Gli Stati Uniti e Israele si sono assicurati che Hamas non avesse la possibilità di governare. Hanno respinto l’appello di Hamas per un cessate il fuoco a lungo termine in modo da consentire negoziati su una soluzione a due Stati, sulla falsariga di un consenso internazionale al quale Israele e Stati Uniti si oppongono, praticamente isolati, da più di 30 anni, con rare e temporanee variazioni.
Nel frattempo, Israele ha intensificato i suoi programmi di annessione, smembramento e accerchiamento dei cantoni palestinesi in Cisgiordania, che si stanno progressivamente riducendo, sempre con il sostegno degli Stati Uniti, nonostante occasionali lievi critiche, accompagnate da ammiccamenti e munifici finanziamenti.
C’è una procedura standard per rovesciare un governo indesiderato: armare l’esercito per prepararsi a un colpo di stato. Israele e il suo alleato statunitense hanno contribuito ad armare e addestrare Fatah a vincere con la forza ciò che ha perso alle urne, con un colpo di stato militare a Gaza.
Un resoconto dettagliato e documentato di David Rose su Vanity Fair è stato confermato da Norman Olsen, che è stato funzionario degli Affari Esteri per ventisei anni, di cui quattro nella striscia di Gaza e quattro nell’ambasciata USA a Tel Aviv, e poi è diventato coordinatore aggiunto dell’antiterrorismo presso il Dipartimento di Stato. Olsen e suo figlio hanno esaminato gli sforzi del Dipartimento di Stato per assicurarsi che il suo candidato, Mahmoud Abbas, vincesse le elezioni del gennaio 2006, e, nel caso questi tentativi non avessero avuto successo, per provocare un colpo di stato da parte dell’uomo forte di Al Fatah, Muhammad Dahlan. Ma “gli scagnozzi di Dahlan si sono mossi troppo presto”, scrivono gli Olsen, e uno sciopero preventivo di Hamas ha impedito il colpo di stato.

(Elenchi di regioni ed etichette)
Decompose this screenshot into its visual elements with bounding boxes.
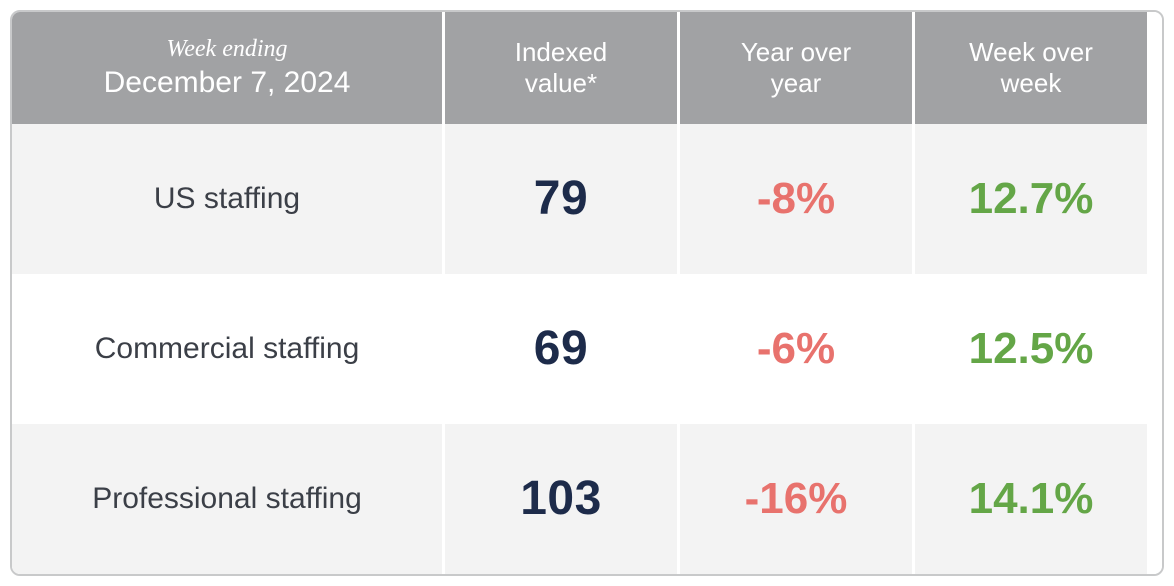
header-date: December 7, 2024 bbox=[104, 65, 351, 101]
row-label: US staffing bbox=[12, 124, 442, 274]
row-label: Commercial staffing bbox=[12, 274, 442, 424]
header-col4-line2: week bbox=[1001, 68, 1062, 99]
yoy-value: -16% bbox=[680, 424, 912, 574]
header-col2-line1: Indexed bbox=[515, 37, 608, 68]
header-week-ending: Week ending December 7, 2024 bbox=[12, 12, 442, 124]
yoy-value: -8% bbox=[680, 124, 912, 274]
wow-value: 12.5% bbox=[915, 274, 1147, 424]
header-col3-line2: year bbox=[771, 68, 822, 99]
staffing-table: Week ending December 7, 2024 Indexed val… bbox=[10, 10, 1164, 576]
wow-value: 14.1% bbox=[915, 424, 1147, 574]
yoy-value: -6% bbox=[680, 274, 912, 424]
table-row: Commercial staffing 69 -6% 12.5% bbox=[12, 274, 1162, 424]
header-col2-line2: value* bbox=[525, 68, 597, 99]
header-indexed-value: Indexed value* bbox=[445, 12, 677, 124]
indexed-value: 69 bbox=[445, 274, 677, 424]
header-subtitle: Week ending bbox=[166, 35, 287, 64]
table-row: US staffing 79 -8% 12.7% bbox=[12, 124, 1162, 274]
header-year-over-year: Year over year bbox=[680, 12, 912, 124]
header-col3-line1: Year over bbox=[741, 37, 851, 68]
indexed-value: 103 bbox=[445, 424, 677, 574]
header-week-over-week: Week over week bbox=[915, 12, 1147, 124]
indexed-value: 79 bbox=[445, 124, 677, 274]
wow-value: 12.7% bbox=[915, 124, 1147, 274]
header-col4-line1: Week over bbox=[969, 37, 1093, 68]
row-label: Professional staffing bbox=[12, 424, 442, 574]
table-header: Week ending December 7, 2024 Indexed val… bbox=[12, 12, 1162, 124]
table-row: Professional staffing 103 -16% 14.1% bbox=[12, 424, 1162, 574]
table-body: US staffing 79 -8% 12.7% Commercial staf… bbox=[12, 124, 1162, 574]
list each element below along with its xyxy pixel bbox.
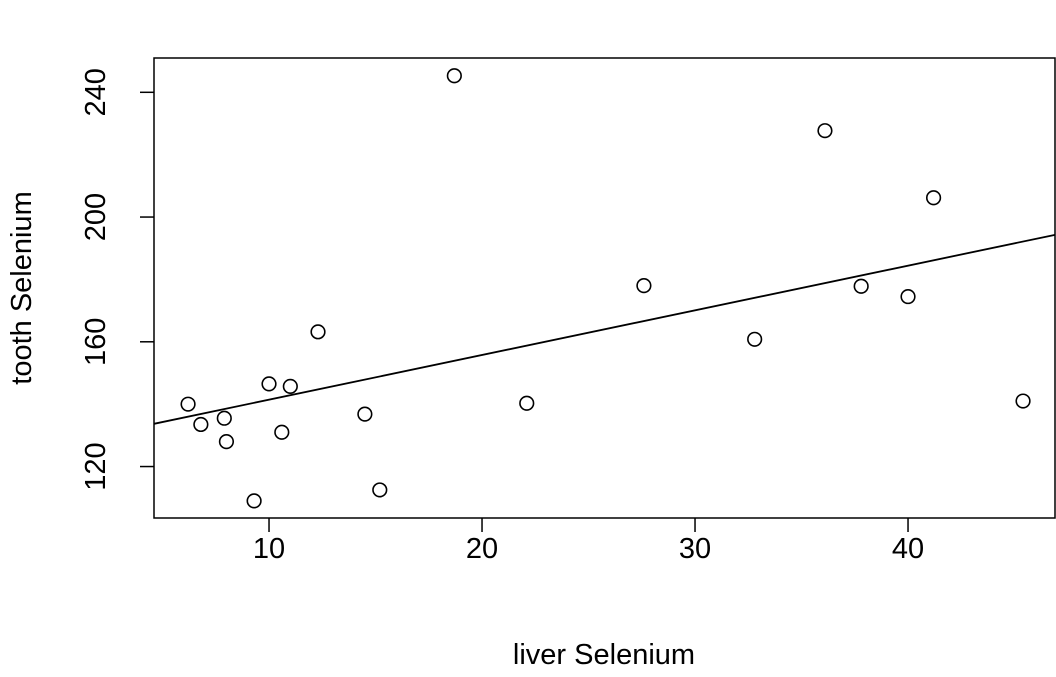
points-layer xyxy=(180,68,1031,509)
data-point xyxy=(261,376,277,392)
x-tick-label: 40 xyxy=(892,533,924,565)
data-point xyxy=(180,396,196,412)
data-point xyxy=(1015,393,1031,409)
data-point xyxy=(925,190,942,206)
data-point xyxy=(817,123,833,139)
data-point xyxy=(519,395,535,411)
data-point xyxy=(216,410,232,426)
x-axis-label: liver Selenium xyxy=(513,639,695,671)
data-point xyxy=(218,433,235,450)
data-point xyxy=(900,288,916,305)
x-axis: 10 20 30 40 xyxy=(253,518,924,565)
data-point xyxy=(747,331,763,347)
y-axis: 120 160 200 240 xyxy=(80,68,154,491)
data-point xyxy=(446,68,462,84)
data-point xyxy=(282,378,298,394)
data-point xyxy=(636,278,652,294)
regression-line xyxy=(153,233,1056,425)
x-tick-label: 20 xyxy=(466,533,498,565)
y-tick-label: 200 xyxy=(80,193,112,241)
y-tick-label: 120 xyxy=(80,442,112,490)
data-point xyxy=(310,324,326,340)
x-tick-label: 30 xyxy=(679,533,711,565)
y-tick-label: 160 xyxy=(80,318,112,366)
data-point xyxy=(357,406,373,422)
regression-line-layer xyxy=(153,233,1056,425)
data-point xyxy=(372,482,388,498)
data-point xyxy=(274,424,290,440)
data-point xyxy=(193,416,209,433)
x-tick-label: 10 xyxy=(253,533,285,565)
data-point xyxy=(853,278,869,294)
y-tick-label: 240 xyxy=(80,68,112,116)
plot-frame xyxy=(153,57,1056,519)
data-point xyxy=(246,493,262,509)
y-axis-label: tooth Selenium xyxy=(6,191,38,384)
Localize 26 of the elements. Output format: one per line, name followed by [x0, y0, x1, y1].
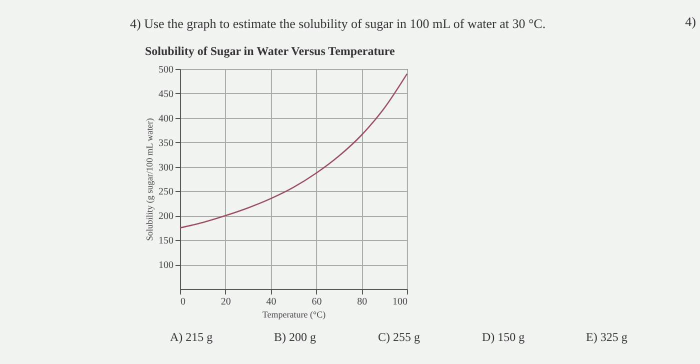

Compiti da svolgere >>
[A] Riscrivi il brano di partenza dalle parole "Nel frattempo, Israele" fino a "militare a Gaza." incluse, sostituendo "accerchiamento" con "isolamento".
[B] Trasforma in un elenco puntato il paragrafo del brano di partenza che comincia con "Un resoconto dettagliato e documentato", conservandone i fatti principali.

Risultati dei compiti >>
[A]
Nel frattempo, Israele ha intensificato i suoi programmi di annessione, smembramento e isolamento dei cantoni palestinesi in Cisgiordania, che si stanno progressivamente riducendo, sempre con il sostegno degli Stati Uniti, nonostante occasionali lievi critiche, accompagnate da ammiccamenti e munifici finanziamenti.
C’è una procedura standard per rovesciare un governo indesiderato: armare l’esercito per prepararsi a un colpo di stato. Israele e il suo alleato statunitense hanno contribuito ad armare e addestrare Fatah a vincere con la forza ciò che ha perso alle urne, con un colpo di stato militare a Gaza.

[B]
- Il resoconto di David Rose su Vanity Fair è stato confermato da Norman Olsen.
- Olsen è stato funzionario degli Affari Esteri per ventisei anni: quattro nella striscia di Gaza e quattro nell'ambasciata USA a Tel Aviv. In seguito è diventato coordinatore aggiunto dell'antiterrorismo presso il Dipartimento di Stato.
- Olsen e suo figlio hanno esaminato gli sforzi del Dipartimento di Stato per far vincere a Mahmoud Abbas le elezioni del gennaio 2006.
- In caso di insuccesso, il Dipartimento di Stato mirava a provocare un colpo di stato guidato da Muhammad Dahlan, uomo forte di Al Fatah.
- Secondo gli Olsen, gli uomini di Dahlan si sono mossi troppo presto e uno sciopero preventivo di Hamas ha impedito il colpo di stato.